- **OBJECTIVE**: Make an exact copy of the lines below.

(Source data)
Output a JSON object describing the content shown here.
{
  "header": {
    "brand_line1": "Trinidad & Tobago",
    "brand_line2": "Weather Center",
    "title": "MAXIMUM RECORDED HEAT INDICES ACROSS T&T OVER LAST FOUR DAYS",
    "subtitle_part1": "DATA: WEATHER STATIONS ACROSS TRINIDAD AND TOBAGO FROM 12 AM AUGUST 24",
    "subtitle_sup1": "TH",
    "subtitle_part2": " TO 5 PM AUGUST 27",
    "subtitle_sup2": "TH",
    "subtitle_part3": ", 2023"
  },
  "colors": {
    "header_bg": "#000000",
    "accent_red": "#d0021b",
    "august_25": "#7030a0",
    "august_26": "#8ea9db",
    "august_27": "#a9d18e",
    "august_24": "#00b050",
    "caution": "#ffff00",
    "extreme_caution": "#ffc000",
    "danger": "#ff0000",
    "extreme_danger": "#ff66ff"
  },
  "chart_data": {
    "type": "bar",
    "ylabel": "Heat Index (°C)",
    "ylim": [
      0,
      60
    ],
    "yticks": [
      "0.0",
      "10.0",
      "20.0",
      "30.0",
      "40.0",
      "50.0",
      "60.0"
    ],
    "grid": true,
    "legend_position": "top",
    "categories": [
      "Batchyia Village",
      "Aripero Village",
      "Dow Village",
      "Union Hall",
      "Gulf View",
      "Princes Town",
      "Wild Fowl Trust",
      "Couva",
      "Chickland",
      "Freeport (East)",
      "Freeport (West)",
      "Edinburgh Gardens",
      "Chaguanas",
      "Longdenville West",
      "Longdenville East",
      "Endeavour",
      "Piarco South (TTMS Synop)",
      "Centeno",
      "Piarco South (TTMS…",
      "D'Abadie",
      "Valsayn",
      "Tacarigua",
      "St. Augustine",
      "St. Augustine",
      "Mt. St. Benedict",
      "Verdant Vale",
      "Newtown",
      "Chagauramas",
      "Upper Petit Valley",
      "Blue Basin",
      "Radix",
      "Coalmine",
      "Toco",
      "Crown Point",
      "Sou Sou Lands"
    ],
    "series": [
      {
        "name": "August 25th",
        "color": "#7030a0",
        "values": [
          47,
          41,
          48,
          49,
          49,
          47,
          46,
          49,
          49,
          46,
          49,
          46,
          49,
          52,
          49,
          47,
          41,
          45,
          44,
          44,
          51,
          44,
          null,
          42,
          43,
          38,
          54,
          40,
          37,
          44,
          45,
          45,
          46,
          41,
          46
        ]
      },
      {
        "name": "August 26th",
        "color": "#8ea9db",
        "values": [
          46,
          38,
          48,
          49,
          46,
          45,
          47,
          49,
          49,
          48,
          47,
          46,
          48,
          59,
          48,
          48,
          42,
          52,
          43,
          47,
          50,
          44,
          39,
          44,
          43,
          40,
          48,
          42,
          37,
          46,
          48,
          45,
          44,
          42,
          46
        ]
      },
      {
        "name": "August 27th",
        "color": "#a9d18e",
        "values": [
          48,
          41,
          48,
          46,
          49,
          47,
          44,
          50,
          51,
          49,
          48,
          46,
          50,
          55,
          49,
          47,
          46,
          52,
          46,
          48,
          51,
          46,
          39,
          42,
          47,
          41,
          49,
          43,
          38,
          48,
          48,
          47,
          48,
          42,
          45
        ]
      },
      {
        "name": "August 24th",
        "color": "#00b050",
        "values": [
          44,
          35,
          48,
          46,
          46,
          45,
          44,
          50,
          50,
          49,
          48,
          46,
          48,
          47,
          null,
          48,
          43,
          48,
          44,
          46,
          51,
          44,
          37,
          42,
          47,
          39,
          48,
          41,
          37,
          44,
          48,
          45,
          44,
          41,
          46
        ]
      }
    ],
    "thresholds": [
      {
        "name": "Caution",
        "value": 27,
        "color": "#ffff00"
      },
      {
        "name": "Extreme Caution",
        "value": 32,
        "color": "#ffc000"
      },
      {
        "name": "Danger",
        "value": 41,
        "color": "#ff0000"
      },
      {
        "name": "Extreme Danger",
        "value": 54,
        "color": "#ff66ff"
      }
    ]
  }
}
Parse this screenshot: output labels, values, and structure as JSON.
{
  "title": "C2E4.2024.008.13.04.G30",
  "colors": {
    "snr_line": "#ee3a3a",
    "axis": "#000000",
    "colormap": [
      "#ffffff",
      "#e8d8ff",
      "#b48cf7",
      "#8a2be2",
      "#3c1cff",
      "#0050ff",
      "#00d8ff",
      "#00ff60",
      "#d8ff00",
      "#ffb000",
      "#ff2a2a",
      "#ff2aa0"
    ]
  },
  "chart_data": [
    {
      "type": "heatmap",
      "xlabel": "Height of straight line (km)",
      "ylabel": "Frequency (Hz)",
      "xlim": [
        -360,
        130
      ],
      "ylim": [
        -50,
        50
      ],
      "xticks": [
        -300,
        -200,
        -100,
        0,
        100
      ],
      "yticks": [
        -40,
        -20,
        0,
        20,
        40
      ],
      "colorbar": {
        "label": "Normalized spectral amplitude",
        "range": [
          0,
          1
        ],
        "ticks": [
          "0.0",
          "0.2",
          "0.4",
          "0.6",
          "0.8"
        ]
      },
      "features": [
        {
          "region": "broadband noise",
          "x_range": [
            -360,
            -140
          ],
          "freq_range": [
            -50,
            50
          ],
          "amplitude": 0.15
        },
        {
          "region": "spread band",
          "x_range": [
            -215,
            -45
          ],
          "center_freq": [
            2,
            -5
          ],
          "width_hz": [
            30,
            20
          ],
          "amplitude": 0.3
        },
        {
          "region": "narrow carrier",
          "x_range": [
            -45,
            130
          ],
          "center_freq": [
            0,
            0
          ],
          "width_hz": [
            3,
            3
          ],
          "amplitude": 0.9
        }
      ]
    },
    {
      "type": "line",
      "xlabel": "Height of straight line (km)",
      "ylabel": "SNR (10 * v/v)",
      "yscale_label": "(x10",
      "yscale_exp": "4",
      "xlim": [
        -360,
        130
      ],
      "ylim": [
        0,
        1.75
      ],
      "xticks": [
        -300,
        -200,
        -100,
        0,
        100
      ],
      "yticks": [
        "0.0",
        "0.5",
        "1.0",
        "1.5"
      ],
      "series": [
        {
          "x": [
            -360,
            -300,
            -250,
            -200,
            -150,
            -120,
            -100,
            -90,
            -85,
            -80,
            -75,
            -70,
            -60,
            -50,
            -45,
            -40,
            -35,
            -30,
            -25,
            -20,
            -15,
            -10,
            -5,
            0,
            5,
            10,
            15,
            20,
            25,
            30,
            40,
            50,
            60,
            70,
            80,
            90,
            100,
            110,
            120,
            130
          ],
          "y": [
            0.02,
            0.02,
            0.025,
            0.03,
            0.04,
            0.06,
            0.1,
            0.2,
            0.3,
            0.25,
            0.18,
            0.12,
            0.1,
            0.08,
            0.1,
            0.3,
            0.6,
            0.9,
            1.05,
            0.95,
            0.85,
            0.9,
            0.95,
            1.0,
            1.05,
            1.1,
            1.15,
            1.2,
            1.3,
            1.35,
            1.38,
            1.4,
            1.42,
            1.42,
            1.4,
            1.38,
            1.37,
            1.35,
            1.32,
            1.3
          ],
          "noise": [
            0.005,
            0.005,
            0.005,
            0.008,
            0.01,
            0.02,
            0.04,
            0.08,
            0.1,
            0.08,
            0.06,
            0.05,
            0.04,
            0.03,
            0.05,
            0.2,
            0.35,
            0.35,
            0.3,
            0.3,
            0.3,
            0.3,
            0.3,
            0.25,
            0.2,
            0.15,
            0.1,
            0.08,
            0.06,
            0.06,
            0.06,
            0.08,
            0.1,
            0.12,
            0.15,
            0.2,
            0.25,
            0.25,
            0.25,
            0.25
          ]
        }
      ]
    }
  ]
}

- **IN RESPONSE**:
Output a JSON object describing the content shown here.
{
  "header": {
    "brand_line1": "Trinidad & Tobago",
    "brand_line2": "Weather Center",
    "title": "MAXIMUM RECORDED HEAT INDICES ACROSS T&T OVER LAST FOUR DAYS",
    "subtitle_part1": "DATA: WEATHER STATIONS ACROSS TRINIDAD AND TOBAGO FROM 12 AM AUGUST 24",
    "subtitle_sup1": "TH",
    "subtitle_part2": " TO 5 PM AUGUST 27",
    "subtitle_sup2": "TH",
    "subtitle_part3": ", 2023"
  },
  "colors": {
    "header_bg": "#000000",
    "accent_red": "#d0021b",
    "august_25": "#7030a0",
    "august_26": "#8ea9db",
    "august_27": "#a9d18e",
    "august_24": "#00b050",
    "caution": "#ffff00",
    "extreme_caution": "#ffc000",
    "danger": "#ff0000",
    "extreme_danger": "#ff66ff"
  },
  "chart_data": {
    "type": "bar",
    "ylabel": "Heat Index (°C)",
    "ylim": [
      0,
      60
    ],
    "yticks": [
      "0.0",
      "10.0",
      "20.0",
      "30.0",
      "40.0",
      "50.0",
      "60.0"
    ],
    "grid": true,
    "legend_position": "top",
    "categories": [
      "Batchyia Village",
      "Aripero Village",
      "Dow Village",
      "Union Hall",
      "Gulf View",
      "Princes Town",
      "Wild Fowl Trust",
      "Couva",
      "Chickland",
      "Freeport (East)",
      "Freeport (West)",
      "Edinburgh Gardens",
      "Chaguanas",
      "Longdenville West",
      "Longdenville East",
      "Endeavour",
      "Piarco South (TTMS Synop)",
      "Centeno",
      "Piarco South (TTMS…",
      "D'Abadie",
      "Valsayn",
      "Tacarigua",
      "St. Augustine",
      "St. Augustine",
      "Mt. St. Benedict",
      "Verdant Vale",
      "Newtown",
      "Chagauramas",
      "Upper Petit Valley",
      "Blue Basin",
      "Radix",
      "Coalmine",
      "Toco",
      "Crown Point",
      "Sou Sou Lands"
    ],
    "series": [
      {
        "name": "August 25th",
        "color": "#7030a0",
        "values": [
          47,
          41,
          48,
          49,
          49,
          47,
          46,
          49,
          49,
          46,
          49,
          46,
          49,
          52,
          49,
          47,
          41,
          45,
          44,
          44,
          51,
          44,
          null,
          42,
          43,
          38,
          54,
          40,
          37,
          44,
          45,
          45,
          46,
          41,
          46
        ]
      },
      {
        "name": "August 26th",
        "color": "#8ea9db",
        "values": [
          46,
          38,
          48,
          49,
          46,
          45,
          47,
          49,
          49,
          48,
          47,
          46,
          48,
          59,
          48,
          48,
          42,
          52,
          43,
          47,
          50,
          44,
          39,
          44,
          43,
          40,
          48,
          42,
          37,
          46,
          48,
          45,
          44,
          42,
          46
        ]
      },
      {
        "name": "August 27th",
        "color": "#a9d18e",
        "values": [
          48,
          41,
          48,
          46,
          49,
          47,
          44,
          50,
          51,
          49,
          48,
          46,
          50,
          55,
          49,
          47,
          46,
          52,
          46,
          48,
          51,
          46,
          39,
          42,
          47,
          41,
          49,
          43,
          38,
          48,
          48,
          47,
          48,
          42,
          45
        ]
      },
      {
        "name": "August 24th",
        "color": "#00b050",
        "values": [
          44,
          35,
          48,
          46,
          46,
          45,
          44,
          50,
          50,
          49,
          48,
          46,
          48,
          47,
          null,
          48,
          43,
          48,
          44,
          46,
          51,
          44,
          37,
          42,
          47,
          39,
          48,
          41,
          37,
          44,
          48,
          45,
          44,
          41,
          46
        ]
      }
    ],
    "thresholds": [
      {
        "name": "Caution",
        "value": 27,
        "color": "#ffff00"
      },
      {
        "name": "Extreme Caution",
        "value": 32,
        "color": "#ffc000"
      },
      {
        "name": "Danger",
        "value": 41,
        "color": "#ff0000"
      },
      {
        "name": "Extreme Danger",
        "value": 54,
        "color": "#ff66ff"
      }
    ]
  }
}
Parse this screenshot: output labels, values, and structure as JSON.
{
  "title": "C2E4.2024.008.13.04.G30",
  "colors": {
    "snr_line": "#ee3a3a",
    "axis": "#000000",
    "colormap": [
      "#ffffff",
      "#e8d8ff",
      "#b48cf7",
      "#8a2be2",
      "#3c1cff",
      "#0050ff",
      "#00d8ff",
      "#00ff60",
      "#d8ff00",
      "#ffb000",
      "#ff2a2a",
      "#ff2aa0"
    ]
  },
  "chart_data": [
    {
      "type": "heatmap",
      "xlabel": "Height of straight line (km)",
      "ylabel": "Frequency (Hz)",
      "xlim": [
        -360,
        130
      ],
      "ylim": [
        -50,
        50
      ],
      "xticks": [
        -300,
        -200,
        -100,
        0,
        100
      ],
      "yticks": [
        -40,
        -20,
        0,
        20,
        40
      ],
      "colorbar": {
        "label": "Normalized spectral amplitude",
        "range": [
          0,
          1
        ],
        "ticks": [
          "0.0",
          "0.2",
          "0.4",
          "0.6",
          "0.8"
        ]
      },
      "features": [
        {
          "region": "broadband noise",
          "x_range": [
            -360,
            -140
          ],
          "freq_range": [
            -50,
            50
          ],
          "amplitude": 0.15
        },
        {
          "region": "spread band",
          "x_range": [
            -215,
            -45
          ],
          "center_freq": [
            2,
            -5
          ],
          "width_hz": [
            30,
            20
          ],
          "amplitude": 0.3
        },
        {
          "region": "narrow carrier",
          "x_range": [
            -45,
            130
          ],
          "center_freq": [
            0,
            0
          ],
          "width_hz": [
            3,
            3
          ],
          "amplitude": 0.9
        }
      ]
    },
    {
      "type": "line",
      "xlabel": "Height of straight line (km)",
      "ylabel": "SNR (10 * v/v)",
      "yscale_label": "(x10",
      "yscale_exp": "4",
      "xlim": [
        -360,
        130
      ],
      "ylim": [
        0,
        1.75
      ],
      "xticks": [
        -300,
        -200,
        -100,
        0,
        100
      ],
      "yticks": [
        "0.0",
        "0.5",
        "1.0",
        "1.5"
      ],
      "series": [
        {
          "x": [
            -360,
            -300,
            -250,
            -200,
            -150,
            -120,
            -100,
            -90,
            -85,
            -80,
            -75,
            -70,
            -60,
            -50,
            -45,
            -40,
            -35,
            -30,
            -25,
            -20,
            -15,
            -10,
            -5,
            0,
            5,
            10,
            15,
            20,
            25,
            30,
            40,
            50,
            60,
            70,
            80,
            90,
            100,
            110,
            120,
            130
          ],
          "y": [
            0.02,
            0.02,
            0.025,
            0.03,
            0.04,
            0.06,
            0.1,
            0.2,
            0.3,
            0.25,
            0.18,
            0.12,
            0.1,
            0.08,
            0.1,
            0.3,
            0.6,
            0.9,
            1.05,
            0.95,
            0.85,
            0.9,
            0.95,
            1.0,
            1.05,
            1.1,
            1.15,
            1.2,
            1.3,
            1.35,
            1.38,
            1.4,
            1.42,
            1.42,
            1.4,
            1.38,
            1.37,
            1.35,
            1.32,
            1.3
          ],
          "noise": [
            0.005,
            0.005,
            0.005,
            0.008,
            0.01,
            0.02,
            0.04,
            0.08,
            0.1,
            0.08,
            0.06,
            0.05,
            0.04,
            0.03,
            0.05,
            0.2,
            0.35,
            0.35,
            0.3,
            0.3,
            0.3,
            0.3,
            0.3,
            0.25,
            0.2,
            0.15,
            0.1,
            0.08,
            0.06,
            0.06,
            0.06,
            0.08,
            0.1,
            0.12,
            0.15,
            0.2,
            0.25,
            0.25,
            0.25,
            0.25
          ]
        }
      ]
    }
  ]
}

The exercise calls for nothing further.